# Part of a data file:
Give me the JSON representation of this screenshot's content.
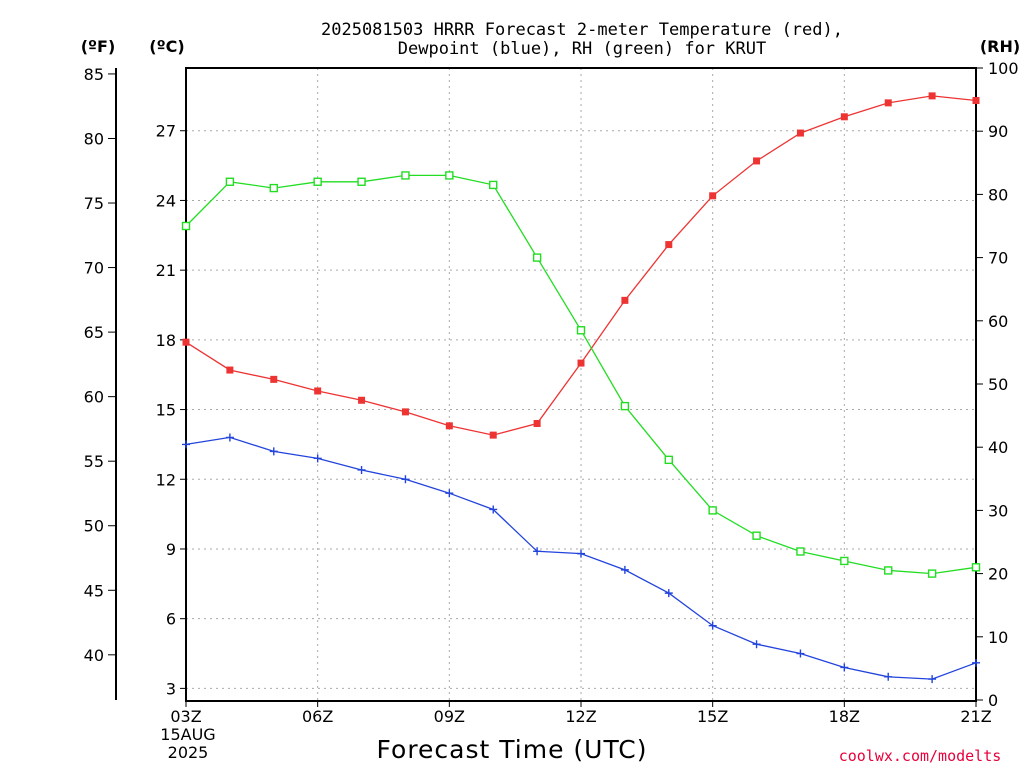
{
  "chart_data": {
    "type": "line",
    "title_line1": "2025081503 HRRR Forecast 2-meter Temperature (red),",
    "title_line2": "Dewpoint (blue), RH (green) for KRUT",
    "xlabel": "Forecast Time (UTC)",
    "date_line1": "15AUG",
    "date_line2": "2025",
    "credit": "coolwx.com/modelts",
    "unit_f": "(ºF)",
    "unit_c": "(ºC)",
    "unit_rh": "(RH)",
    "x_tick_labels": [
      "03Z",
      "06Z",
      "09Z",
      "12Z",
      "15Z",
      "18Z",
      "21Z"
    ],
    "x_tick_hours": [
      3,
      6,
      9,
      12,
      15,
      18,
      21
    ],
    "hours": [
      3,
      4,
      5,
      6,
      7,
      8,
      9,
      10,
      11,
      12,
      13,
      14,
      15,
      16,
      17,
      18,
      19,
      20,
      21
    ],
    "x_range": [
      3,
      21
    ],
    "celsius_axis": {
      "range": [
        2.5,
        29.7
      ],
      "ticks": [
        3,
        6,
        9,
        12,
        15,
        18,
        21,
        24,
        27
      ]
    },
    "fahrenheit_ticks": [
      40,
      45,
      50,
      55,
      60,
      65,
      70,
      75,
      80,
      85
    ],
    "rh_axis": {
      "range": [
        0,
        100
      ],
      "ticks": [
        0,
        10,
        20,
        30,
        40,
        50,
        60,
        70,
        80,
        90,
        100
      ]
    },
    "grid": true,
    "series": [
      {
        "name": "Temperature",
        "color": "#ee3333",
        "marker": "filled-square",
        "axis": "celsius",
        "values": [
          17.9,
          16.7,
          16.3,
          15.8,
          15.4,
          14.9,
          14.3,
          13.9,
          14.4,
          17.0,
          19.7,
          22.1,
          24.2,
          25.7,
          26.9,
          27.6,
          28.2,
          28.5,
          28.3
        ]
      },
      {
        "name": "Dewpoint",
        "color": "#2244dd",
        "marker": "plus",
        "axis": "celsius",
        "values": [
          13.5,
          13.8,
          13.2,
          12.9,
          12.4,
          12.0,
          11.4,
          10.7,
          8.9,
          8.8,
          8.1,
          7.1,
          5.7,
          4.9,
          4.5,
          3.9,
          3.5,
          3.4,
          4.1
        ]
      },
      {
        "name": "RH",
        "color": "#22dd22",
        "marker": "open-square",
        "axis": "rh",
        "values": [
          75.0,
          82.0,
          81.0,
          82.0,
          82.0,
          83.0,
          83.0,
          81.5,
          70.0,
          58.5,
          46.5,
          38.0,
          30.0,
          26.0,
          23.5,
          22.0,
          20.5,
          20.0,
          21.0
        ]
      }
    ]
  }
}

# WORK TO BE COMPLETED:
Transcribe the listing in full. Omit the pictures and keep every line exact.

# ANSWER TO THE TASK:
Give me the JSON representation of this screenshot's content.
{
  "chart_data": {
    "type": "line",
    "title_line1": "2025081503 HRRR Forecast 2-meter Temperature (red),",
    "title_line2": "Dewpoint (blue), RH (green) for KRUT",
    "xlabel": "Forecast Time (UTC)",
    "date_line1": "15AUG",
    "date_line2": "2025",
    "credit": "coolwx.com/modelts",
    "unit_f": "(ºF)",
    "unit_c": "(ºC)",
    "unit_rh": "(RH)",
    "x_tick_labels": [
      "03Z",
      "06Z",
      "09Z",
      "12Z",
      "15Z",
      "18Z",
      "21Z"
    ],
    "x_tick_hours": [
      3,
      6,
      9,
      12,
      15,
      18,
      21
    ],
    "hours": [
      3,
      4,
      5,
      6,
      7,
      8,
      9,
      10,
      11,
      12,
      13,
      14,
      15,
      16,
      17,
      18,
      19,
      20,
      21
    ],
    "x_range": [
      3,
      21
    ],
    "celsius_axis": {
      "range": [
        2.5,
        29.7
      ],
      "ticks": [
        3,
        6,
        9,
        12,
        15,
        18,
        21,
        24,
        27
      ]
    },
    "fahrenheit_ticks": [
      40,
      45,
      50,
      55,
      60,
      65,
      70,
      75,
      80,
      85
    ],
    "rh_axis": {
      "range": [
        0,
        100
      ],
      "ticks": [
        0,
        10,
        20,
        30,
        40,
        50,
        60,
        70,
        80,
        90,
        100
      ]
    },
    "grid": true,
    "series": [
      {
        "name": "Temperature",
        "color": "#ee3333",
        "marker": "filled-square",
        "axis": "celsius",
        "values": [
          17.9,
          16.7,
          16.3,
          15.8,
          15.4,
          14.9,
          14.3,
          13.9,
          14.4,
          17.0,
          19.7,
          22.1,
          24.2,
          25.7,
          26.9,
          27.6,
          28.2,
          28.5,
          28.3
        ]
      },
      {
        "name": "Dewpoint",
        "color": "#2244dd",
        "marker": "plus",
        "axis": "celsius",
        "values": [
          13.5,
          13.8,
          13.2,
          12.9,
          12.4,
          12.0,
          11.4,
          10.7,
          8.9,
          8.8,
          8.1,
          7.1,
          5.7,
          4.9,
          4.5,
          3.9,
          3.5,
          3.4,
          4.1
        ]
      },
      {
        "name": "RH",
        "color": "#22dd22",
        "marker": "open-square",
        "axis": "rh",
        "values": [
          75.0,
          82.0,
          81.0,
          82.0,
          82.0,
          83.0,
          83.0,
          81.5,
          70.0,
          58.5,
          46.5,
          38.0,
          30.0,
          26.0,
          23.5,
          22.0,
          20.5,
          20.0,
          21.0
        ]
      }
    ]
  }
}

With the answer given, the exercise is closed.